**What the exercise asks:**
Reproduce every line in the listing that contains the word "Hour".

[Figure record extracts]
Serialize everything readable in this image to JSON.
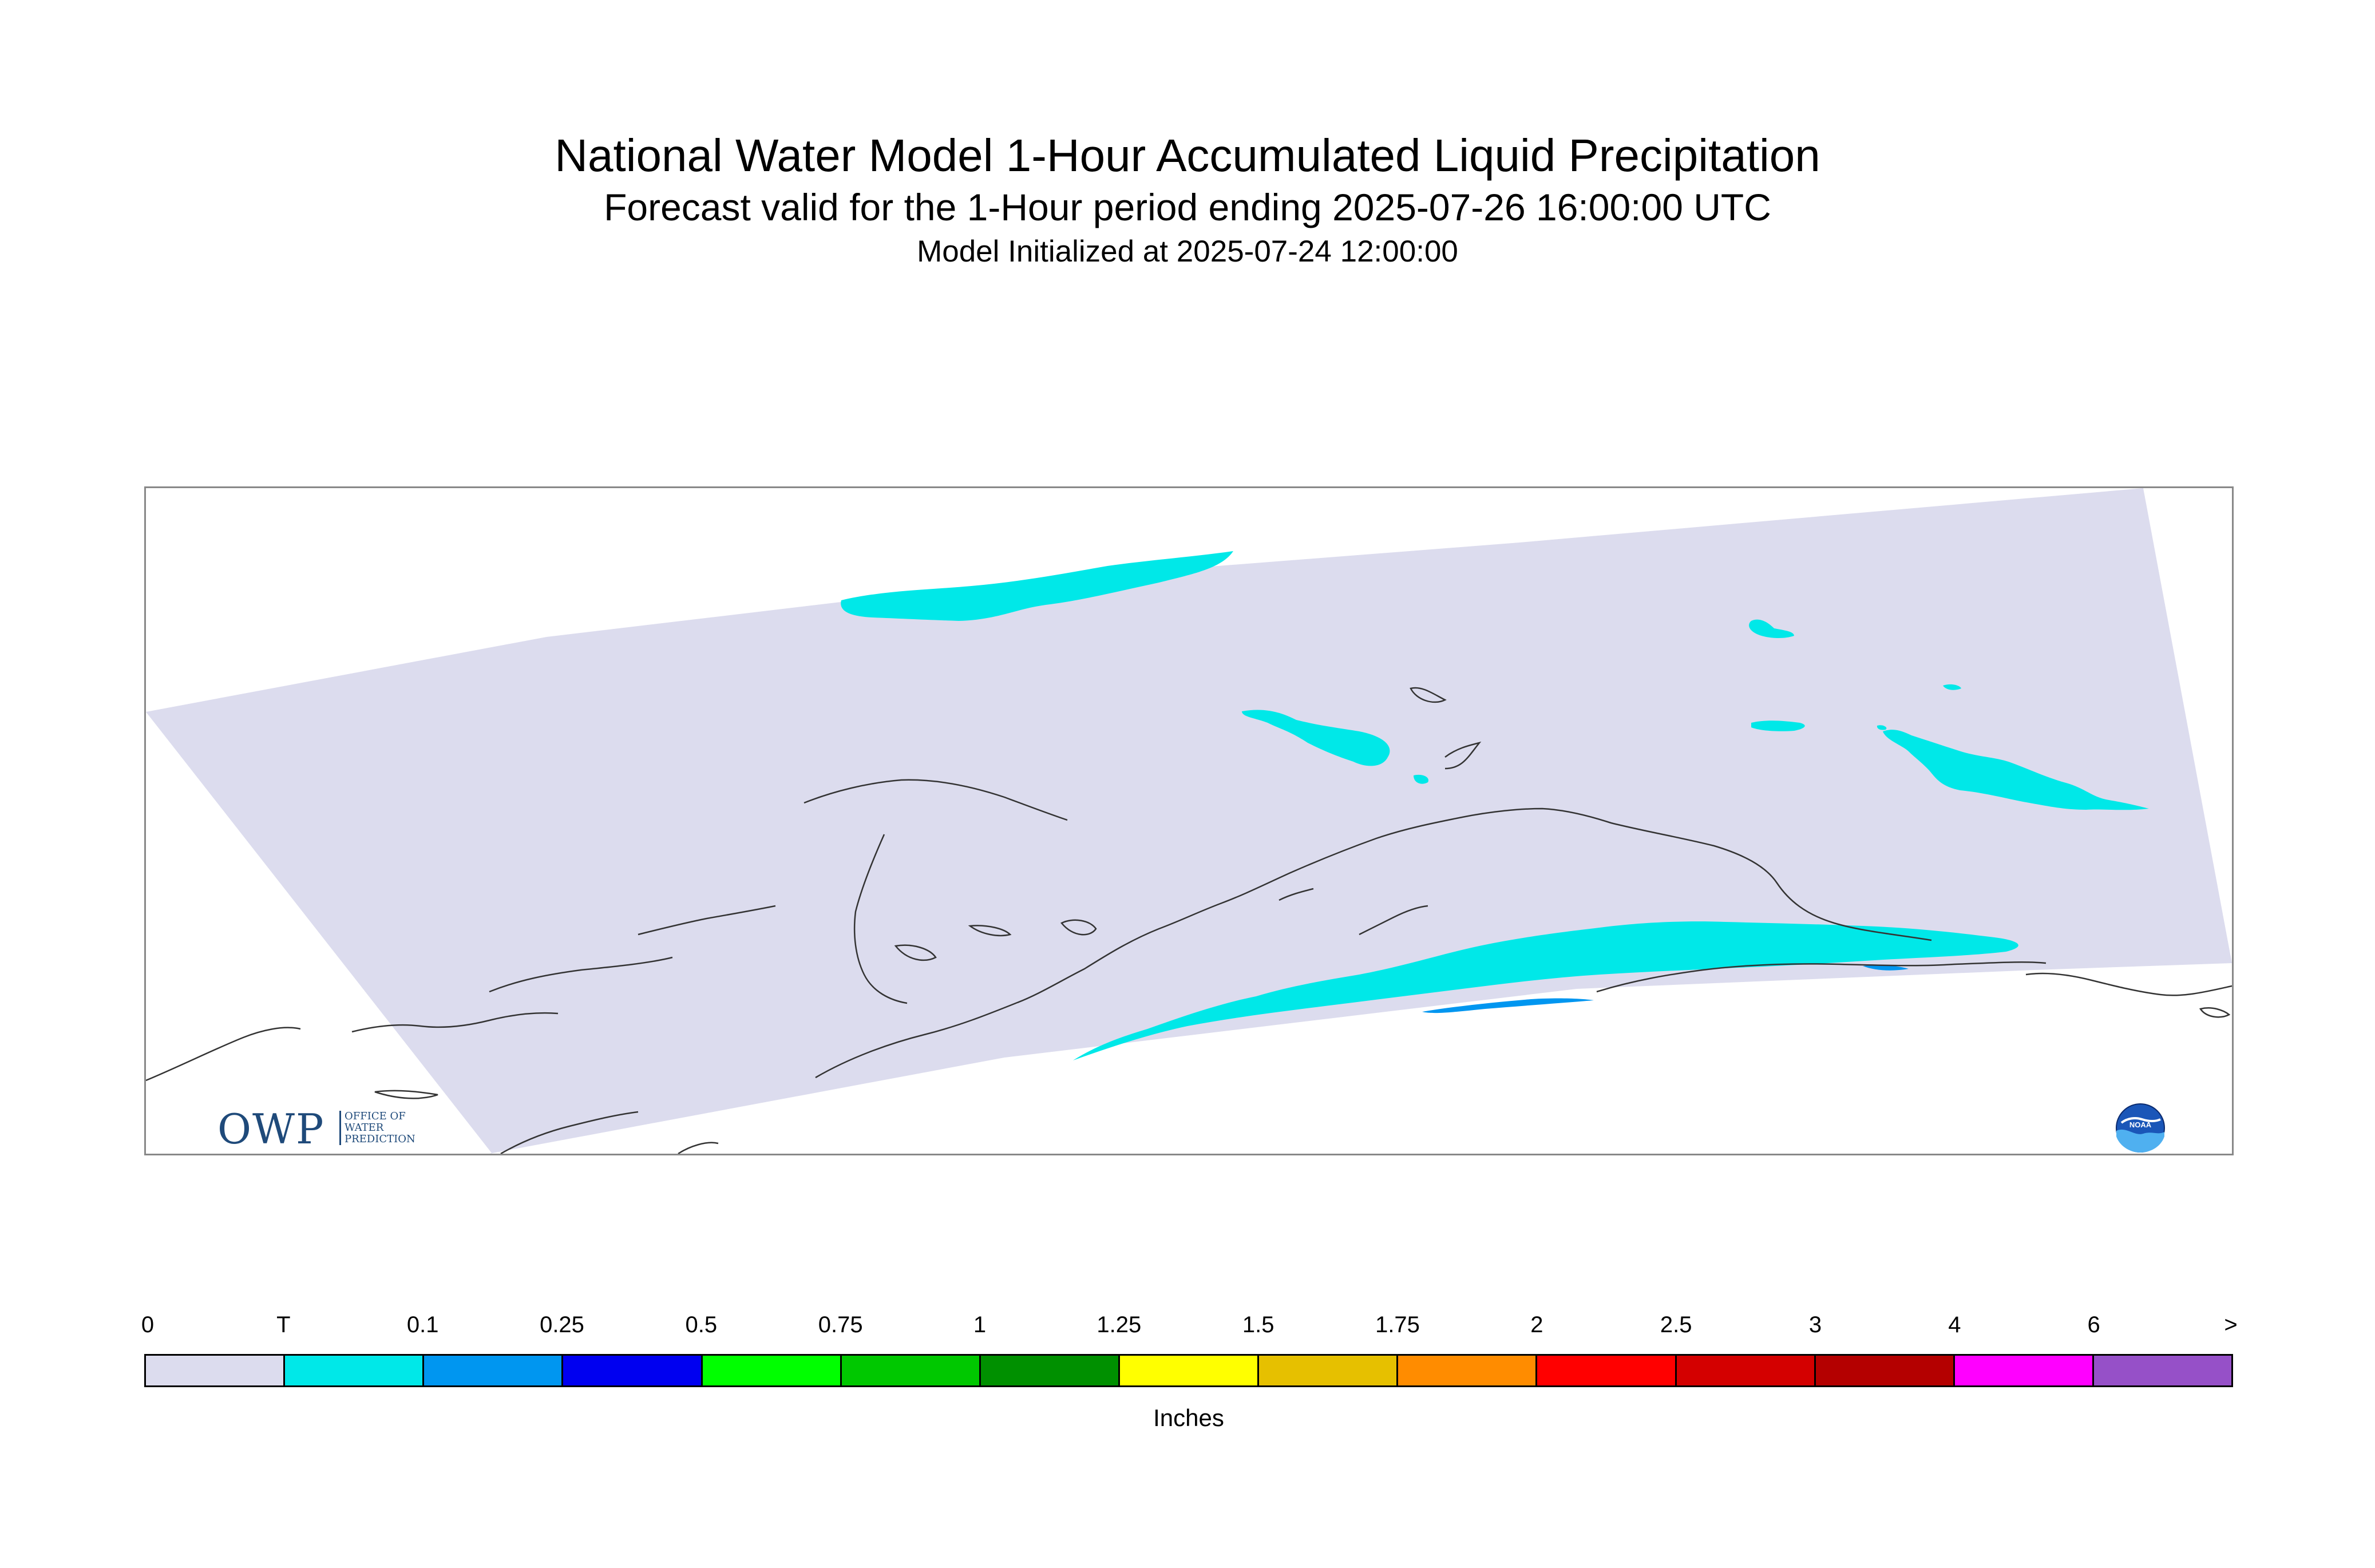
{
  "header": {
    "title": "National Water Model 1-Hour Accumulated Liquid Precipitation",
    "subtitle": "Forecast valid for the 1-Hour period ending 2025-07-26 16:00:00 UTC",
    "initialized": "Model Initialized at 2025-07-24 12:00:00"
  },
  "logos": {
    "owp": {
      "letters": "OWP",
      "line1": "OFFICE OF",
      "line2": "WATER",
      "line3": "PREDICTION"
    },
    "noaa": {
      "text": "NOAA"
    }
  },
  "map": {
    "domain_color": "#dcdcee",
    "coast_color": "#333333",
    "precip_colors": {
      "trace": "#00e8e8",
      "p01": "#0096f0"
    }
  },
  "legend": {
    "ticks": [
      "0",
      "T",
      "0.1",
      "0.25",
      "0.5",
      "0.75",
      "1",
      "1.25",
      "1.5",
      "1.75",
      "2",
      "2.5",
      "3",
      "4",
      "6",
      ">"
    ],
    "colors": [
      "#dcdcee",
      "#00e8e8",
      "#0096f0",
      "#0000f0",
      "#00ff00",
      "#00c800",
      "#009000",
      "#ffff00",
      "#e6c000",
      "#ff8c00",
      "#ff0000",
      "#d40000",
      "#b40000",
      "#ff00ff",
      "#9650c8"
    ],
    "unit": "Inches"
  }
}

**Solution to the exercise:**
    "title": "National Water Model 1-Hour Accumulated Liquid Precipitation",
    "subtitle": "Forecast valid for the 1-Hour period ending 2025-07-26 16:00:00 UTC",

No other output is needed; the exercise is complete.